━━━━━ Records for the task

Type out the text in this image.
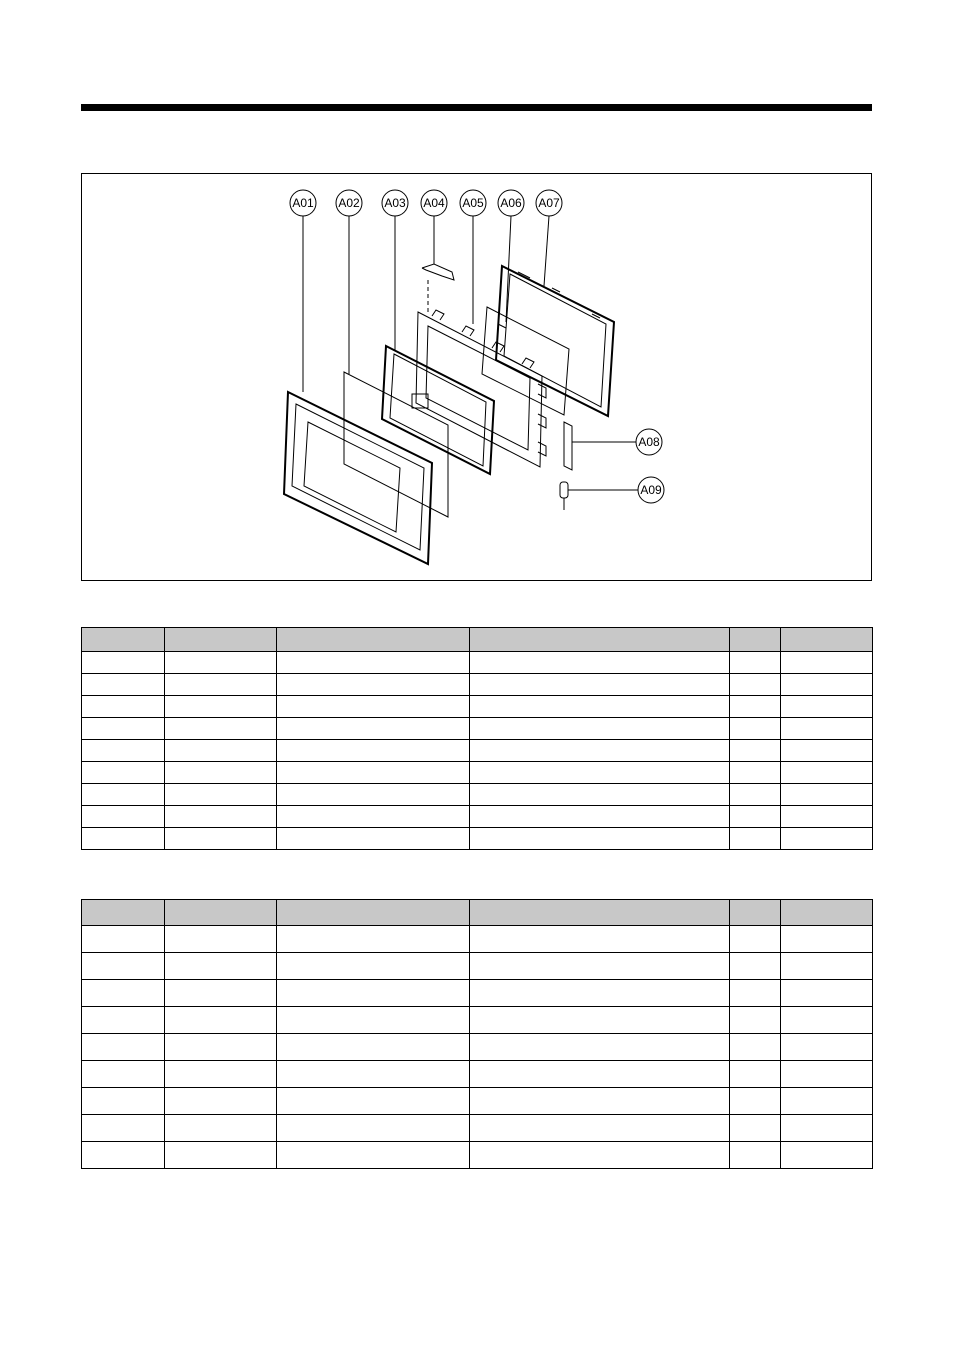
A01 A02 A03 A04 A05 A06 A07
A08
A09
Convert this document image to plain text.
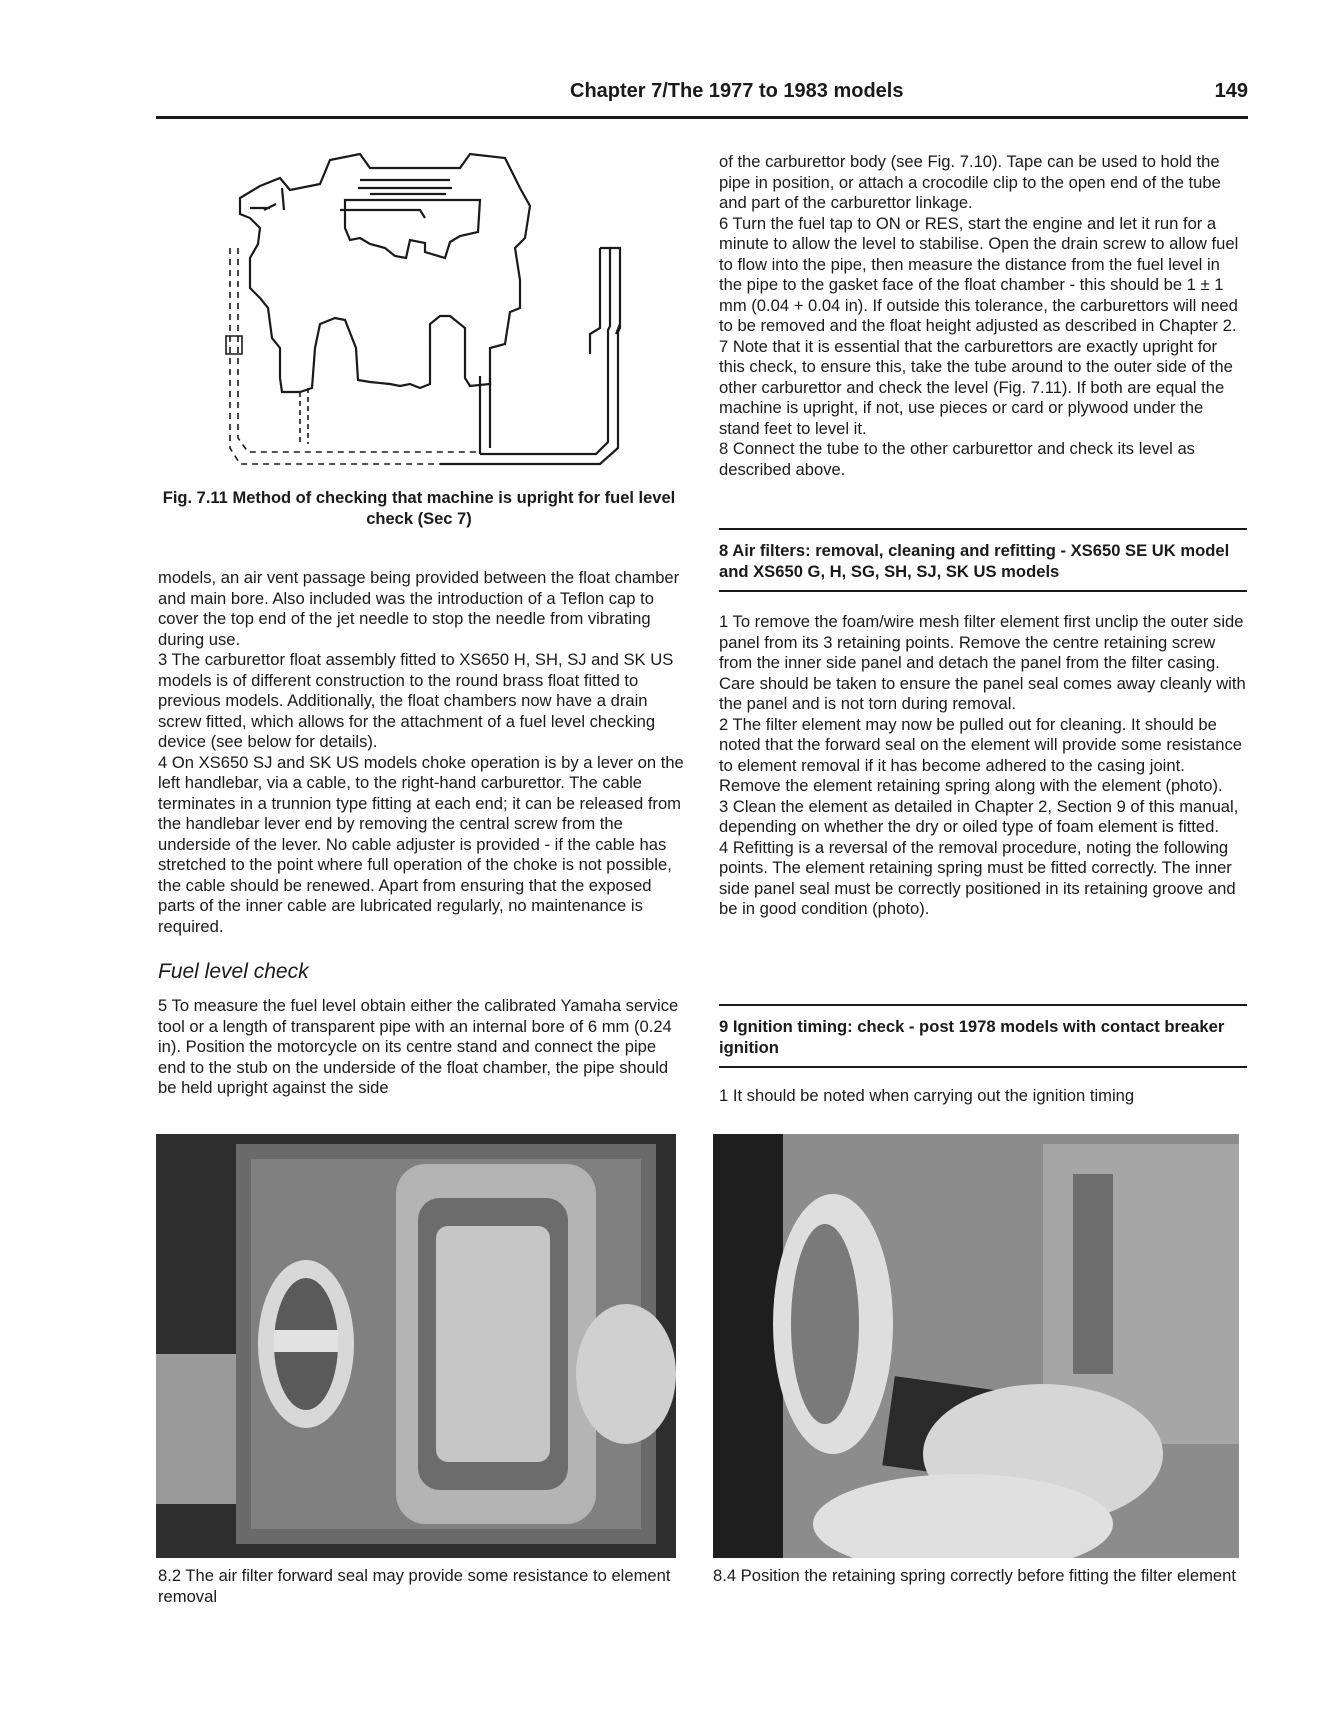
Chapter 7/The 1977 to 1983 models	149
Fig. 7.11 Method of checking that machine is upright for fuel level check (Sec 7)

models, an air vent passage being provided between the float chamber and main bore. Also included was the introduction of a Teflon cap to cover the top end of the jet needle to stop the needle from vibrating during use.

3 The carburettor float assembly fitted to XS650 H, SH, SJ and SK US models is of different construction to the round brass float fitted to previous models. Additionally, the float chambers now have a drain screw fitted, which allows for the attachment of a fuel level checking device (see below for details).

4 On XS650 SJ and SK US models choke operation is by a lever on the left handlebar, via a cable, to the right-hand carburettor. The cable terminates in a trunnion type fitting at each end; it can be released from the handlebar lever end by removing the central screw from the underside of the lever. No cable adjuster is provided - if the cable has stretched to the point where full operation of the choke is not possible, the cable should be renewed. Apart from ensuring that the exposed parts of the inner cable are lubricated regularly, no maintenance is required.

Fuel level check

5 To measure the fuel level obtain either the calibrated Yamaha service tool or a length of transparent pipe with an internal bore of 6 mm (0.24 in). Position the motorcycle on its centre stand and connect the pipe end to the stub on the underside of the float chamber, the pipe should be held upright against the side

of the carburettor body (see Fig. 7.10). Tape can be used to hold the pipe in position, or attach a crocodile clip to the open end of the tube and part of the carburettor linkage.

6 Turn the fuel tap to ON or RES, start the engine and let it run for a minute to allow the level to stabilise. Open the drain screw to allow fuel to flow into the pipe, then measure the distance from the fuel level in the pipe to the gasket face of the float chamber - this should be 1 ± 1 mm (0.04 + 0.04 in). If outside this tolerance, the carburettors will need to be removed and the float height adjusted as described in Chapter 2.

7 Note that it is essential that the carburettors are exactly upright for this check, to ensure this, take the tube around to the outer side of the other carburettor and check the level (Fig. 7.11). If both are equal the machine is upright, if not, use pieces or card or plywood under the stand feet to level it.

8 Connect the tube to the other carburettor and check its level as described above.

8 Air filters: removal, cleaning and refitting - XS650 SE UK model and XS650 G, H, SG, SH, SJ, SK US models

1 To remove the foam/wire mesh filter element first unclip the outer side panel from its 3 retaining points. Remove the centre retaining screw from the inner side panel and detach the panel from the filter casing. Care should be taken to ensure the panel seal comes away cleanly with the panel and is not torn during removal.

2 The filter element may now be pulled out for cleaning. It should be noted that the forward seal on the element will provide some resistance to element removal if it has become adhered to the casing joint. Remove the element retaining spring along with the element (photo).

3 Clean the element as detailed in Chapter 2, Section 9 of this manual, depending on whether the dry or oiled type of foam element is fitted.

4 Refitting is a reversal of the removal procedure, noting the following points. The element retaining spring must be fitted correctly. The inner side panel seal must be correctly positioned in its retaining groove and be in good condition (photo).

9 Ignition timing: check - post 1978 models with contact breaker ignition

1 It should be noted when carrying out the ignition timing

8.2 The air filter forward seal may provide some resistance to element removal
8.4 Position the retaining spring correctly before fitting the filter element
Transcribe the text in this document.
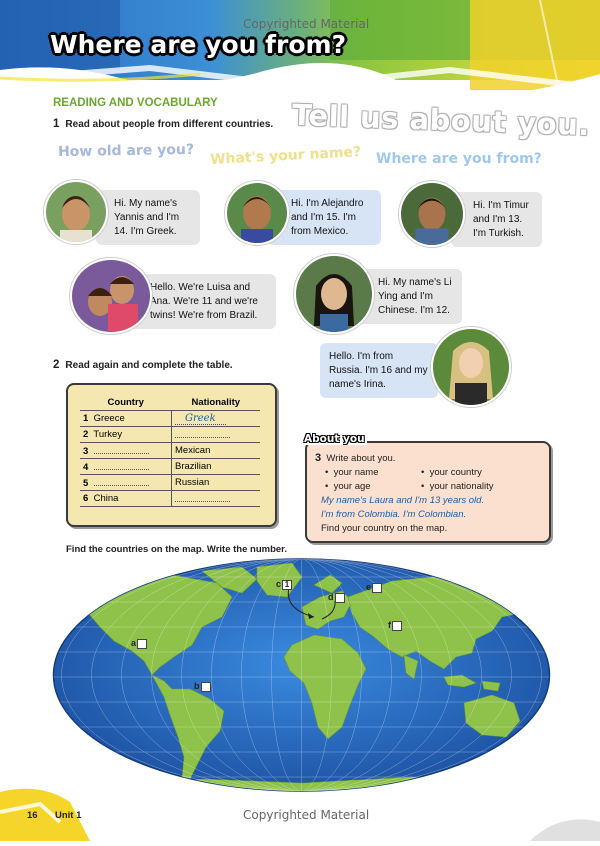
Copyrighted Material
Where are you from?
READING AND VOCABULARY
1 Read about people from different countries. Tell us about you.
How old are you? What's your name? Where are you from?
Hi. My name's Yannis and I'm 14. I'm Greek.
Hi. I'm Alejandro and I'm 15. I'm from Mexico.
Hi. I'm Timur and I'm 13. I'm Turkish.
Hello. We're Luisa and Ana. We're 11 and we're twins! We're from Brazil.
Hi. My name's Li Ying and I'm Chinese. I'm 12.
Hello. I'm from Russia. I'm 16 and my name's Irina.
2 Read again and complete the table.
Country	Nationality
1 Greece	Greek
2 Turkey	
3	Mexican
4	Brazilian
5	Russian
6 China	
3 Write about you.
•  your name	•  your country
•  your age	•  your nationality
My name's Laura and I'm 13 years old.
I'm from Colombia. I'm Colombian.
Find your country on the map.
About you
Find the countries on the map. Write the number.
a
b
c 1
d
e
f
16 Unit 1	Copyrighted Material
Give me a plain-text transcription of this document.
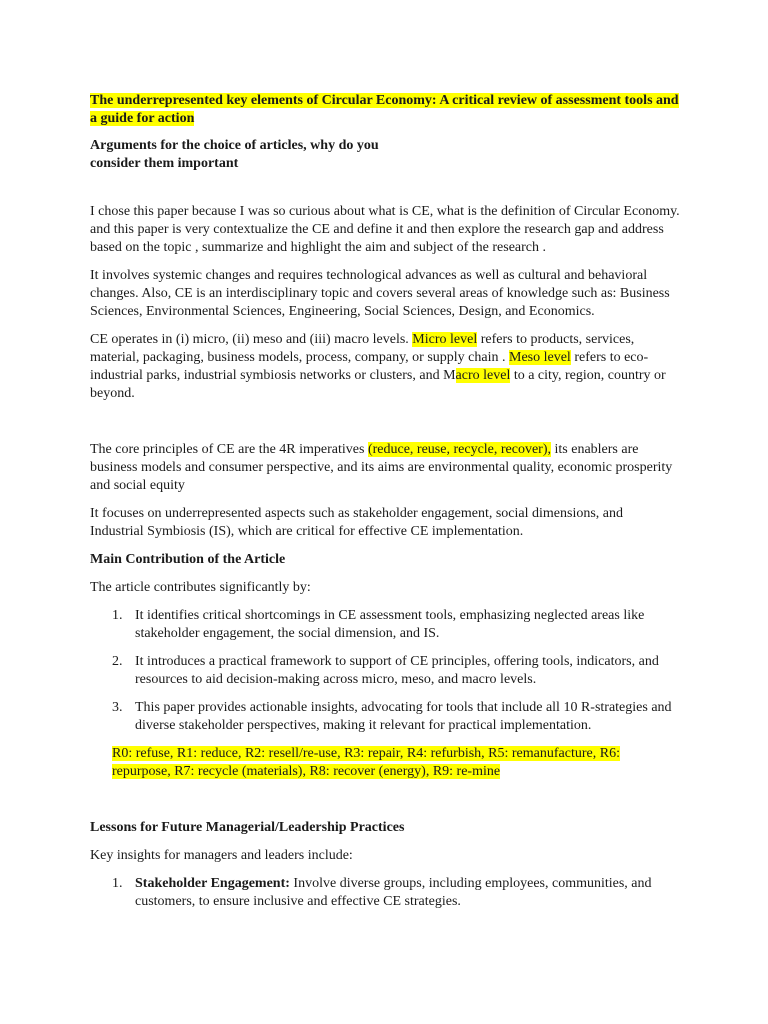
The underrepresented key elements of Circular Economy: A critical review of assessment tools and a guide for action

Arguments for the choice of articles, why do you
consider them important

I chose this paper because I was so curious about what is CE, what is the definition of Circular Economy. and this paper is very contextualize the CE and define it and then explore the research gap and address based on the topic , summarize and highlight the aim and subject of the research .

It involves systemic changes and requires technological advances as well as cultural and behavioral changes. Also, CE is an interdisciplinary topic and covers several areas of knowledge such as: Business Sciences, Environmental Sciences, Engineering, Social Sciences, Design, and Economics.

CE operates in (i) micro, (ii) meso and (iii) macro levels. Micro level refers to products, services, material, packaging, business models, process, company, or supply chain . Meso level refers to eco-industrial parks, industrial symbiosis networks or clusters, and Macro level to a city, region, country or beyond.

The core principles of CE are the 4R imperatives (reduce, reuse, recycle, recover), its enablers are business models and consumer perspective, and its aims are environmental quality, economic prosperity and social equity

It focuses on underrepresented aspects such as stakeholder engagement, social dimensions, and Industrial Symbiosis (IS), which are critical for effective CE implementation.

Main Contribution of the Article

The article contributes significantly by:

1. It identifies critical shortcomings in CE assessment tools, emphasizing neglected areas like stakeholder engagement, the social dimension, and IS.
2. It introduces a practical framework to support of CE principles, offering tools, indicators, and resources to aid decision-making across micro, meso, and macro levels.
3. This paper provides actionable insights, advocating for tools that include all 10 R-strategies and diverse stakeholder perspectives, making it relevant for practical implementation.

R0: refuse, R1: reduce, R2: resell/re-use, R3: repair, R4: refurbish, R5: remanufacture, R6: repurpose, R7: recycle (materials), R8: recover (energy), R9: re-mine

Lessons for Future Managerial/Leadership Practices

Key insights for managers and leaders include:

1. Stakeholder Engagement: Involve diverse groups, including employees, communities, and customers, to ensure inclusive and effective CE strategies.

━━━━━━━━━━

Search the data for "Hello". Copy every line that has it.

Hello. We're Luisa and Ana. We're 11 and we're twins! We're from Brazil.
Hello. I'm from Russia. I'm 16 and my name's Irina.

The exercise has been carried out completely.